** BEGIN **
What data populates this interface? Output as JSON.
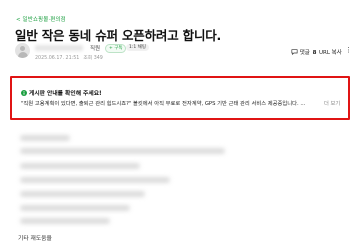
{
  "breadcrumb": "< 일반쇼핑몰·편의점",
  "post": {
    "title": "일반 작은 동네 슈퍼 오픈하려고 합니다.",
    "rank": "직원",
    "subscribe_label": "+ 구독",
    "chat_label": "1:1 채팅",
    "date": "2025.06.17. 21:51",
    "views": "조회 349"
  },
  "actions": {
    "comment_label": "댓글",
    "comment_count": "8",
    "share_label": "URL 복사",
    "more_label": "⋮"
  },
  "notice": {
    "title": "게시판 안내를 확인해 주세요!",
    "body": "\"직원 고용계획이 있다면, 출퇴근 관리 힘드시죠?\" 볼킷에서 아직 무료로 전자계약, GPS 기반 근태 관리 서비스 제공중입니다. ...",
    "more_label": "더 보기"
  },
  "footer_text": "기타 재도움을",
  "colors": {
    "accent_green": "#1a9e3f",
    "highlight_red": "#e01414"
  }
}
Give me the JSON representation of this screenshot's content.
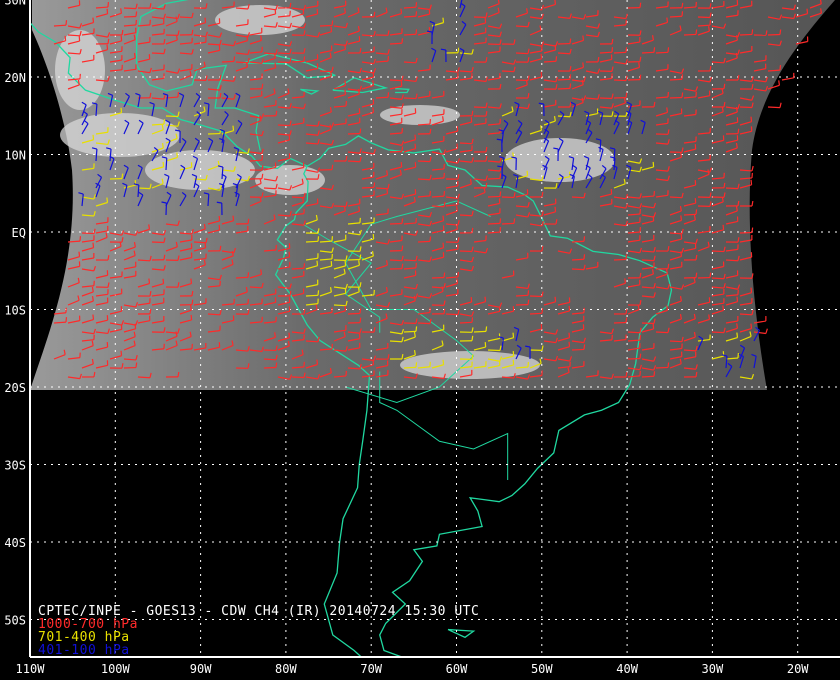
{
  "title": "CPTEC/INPE - GOES13 - CDW CH4 (IR) 20140724 15:30 UTC",
  "legend": [
    {
      "label": "1000-700 hPa",
      "color": "#ff2a2a"
    },
    {
      "label": "701-400 hPa",
      "color": "#e8e000"
    },
    {
      "label": "401-100 hPa",
      "color": "#1010d8"
    }
  ],
  "lat_labels": [
    "30N",
    "20N",
    "10N",
    "EQ",
    "10S",
    "20S",
    "30S",
    "40S",
    "50S"
  ],
  "lon_labels": [
    "110W",
    "100W",
    "90W",
    "80W",
    "70W",
    "60W",
    "50W",
    "40W",
    "30W",
    "20W"
  ],
  "colors": {
    "coast": "#20d8a0",
    "grid": "#ffffff"
  }
}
** END **
-- What is needed --
Reproduce the data above in full, exactly as it is, with the pictures left out.

-- Response --
What data populates this interface? Output as JSON.
{
  "breadcrumb": "< 일반쇼핑몰·편의점",
  "post": {
    "title": "일반 작은 동네 슈퍼 오픈하려고 합니다.",
    "rank": "직원",
    "subscribe_label": "+ 구독",
    "chat_label": "1:1 채팅",
    "date": "2025.06.17. 21:51",
    "views": "조회 349"
  },
  "actions": {
    "comment_label": "댓글",
    "comment_count": "8",
    "share_label": "URL 복사",
    "more_label": "⋮"
  },
  "notice": {
    "title": "게시판 안내를 확인해 주세요!",
    "body": "\"직원 고용계획이 있다면, 출퇴근 관리 힘드시죠?\" 볼킷에서 아직 무료로 전자계약, GPS 기반 근태 관리 서비스 제공중입니다. ...",
    "more_label": "더 보기"
  },
  "footer_text": "기타 재도움을",
  "colors": {
    "accent_green": "#1a9e3f",
    "highlight_red": "#e01414"
  }
}
Give me the JSON representation of this screenshot's content.
{
  "title": "CPTEC/INPE - GOES13 - CDW CH4 (IR) 20140724 15:30 UTC",
  "legend": [
    {
      "label": "1000-700 hPa",
      "color": "#ff2a2a"
    },
    {
      "label": "701-400 hPa",
      "color": "#e8e000"
    },
    {
      "label": "401-100 hPa",
      "color": "#1010d8"
    }
  ],
  "lat_labels": [
    "30N",
    "20N",
    "10N",
    "EQ",
    "10S",
    "20S",
    "30S",
    "40S",
    "50S"
  ],
  "lon_labels": [
    "110W",
    "100W",
    "90W",
    "80W",
    "70W",
    "60W",
    "50W",
    "40W",
    "30W",
    "20W"
  ],
  "colors": {
    "coast": "#20d8a0",
    "grid": "#ffffff"
  }
}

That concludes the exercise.